(Dataset items)

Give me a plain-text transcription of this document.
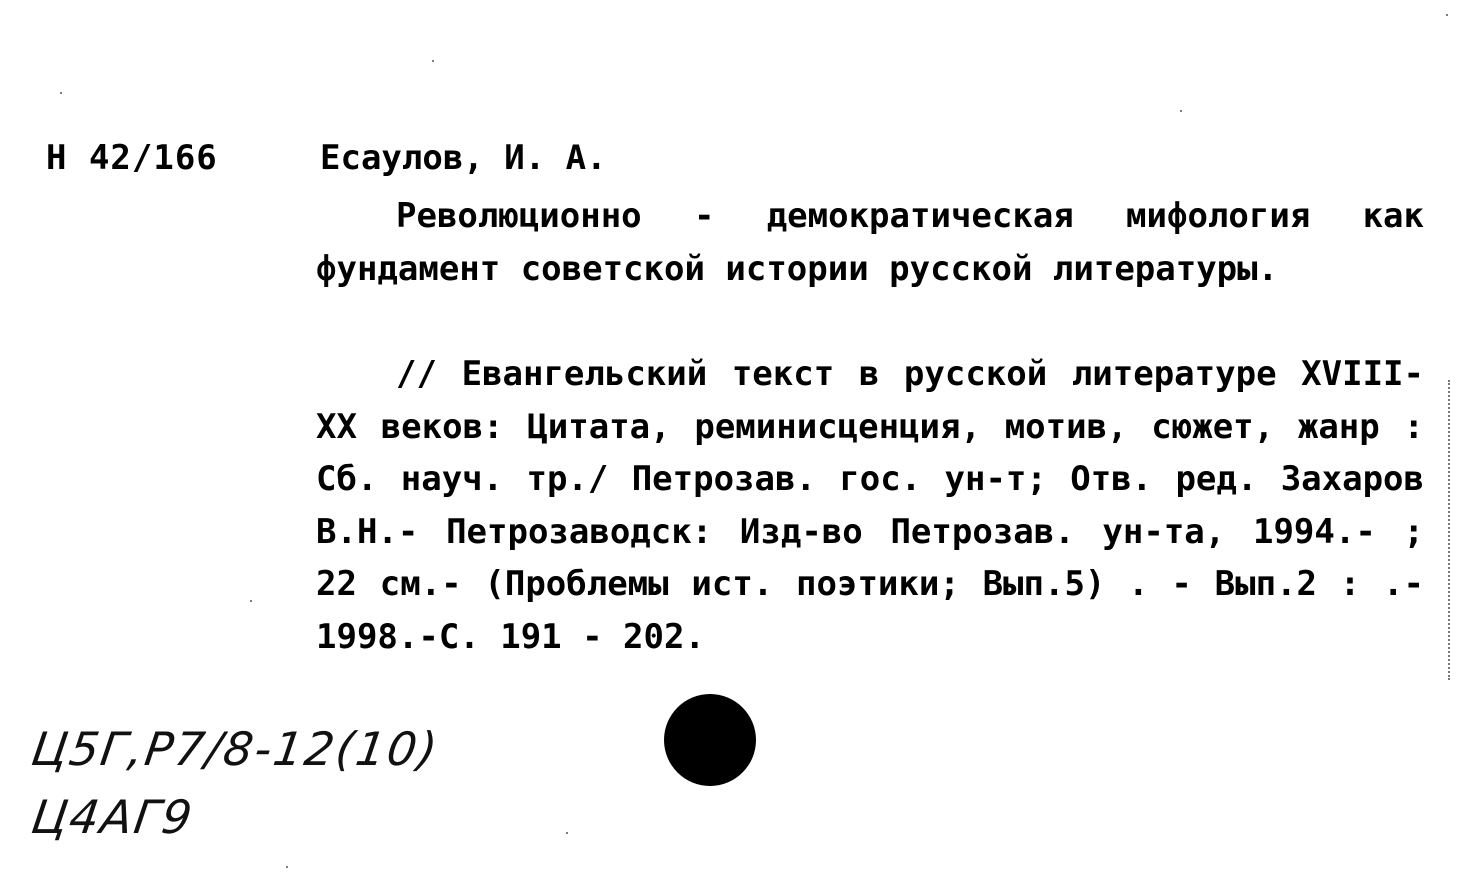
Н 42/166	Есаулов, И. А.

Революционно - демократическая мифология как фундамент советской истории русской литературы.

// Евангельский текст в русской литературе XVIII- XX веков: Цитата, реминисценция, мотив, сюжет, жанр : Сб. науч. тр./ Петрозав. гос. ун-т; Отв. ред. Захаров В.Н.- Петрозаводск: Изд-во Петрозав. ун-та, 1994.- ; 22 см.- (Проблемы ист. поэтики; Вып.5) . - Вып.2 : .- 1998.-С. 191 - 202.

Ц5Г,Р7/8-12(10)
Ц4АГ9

(Task to complete)
From the entries above, copy every line where the word "русской" shows up.

(Final result)
Революционно - демократическая мифология как фундамент советской истории русской литературы.
// Евангельский текст в русской литературе XVIII- XX веков: Цитата, реминисценция, мотив, сюжет, жанр : Сб. науч. тр./ Петрозав. гос. ун-т; Отв. ред. Захаров В.Н.- Петрозаводск: Изд-во Петрозав. ун-та, 1994.- ; 22 см.- (Проблемы ист. поэтики; Вып.5) . - Вып.2 : .- 1998.-С. 191 - 202.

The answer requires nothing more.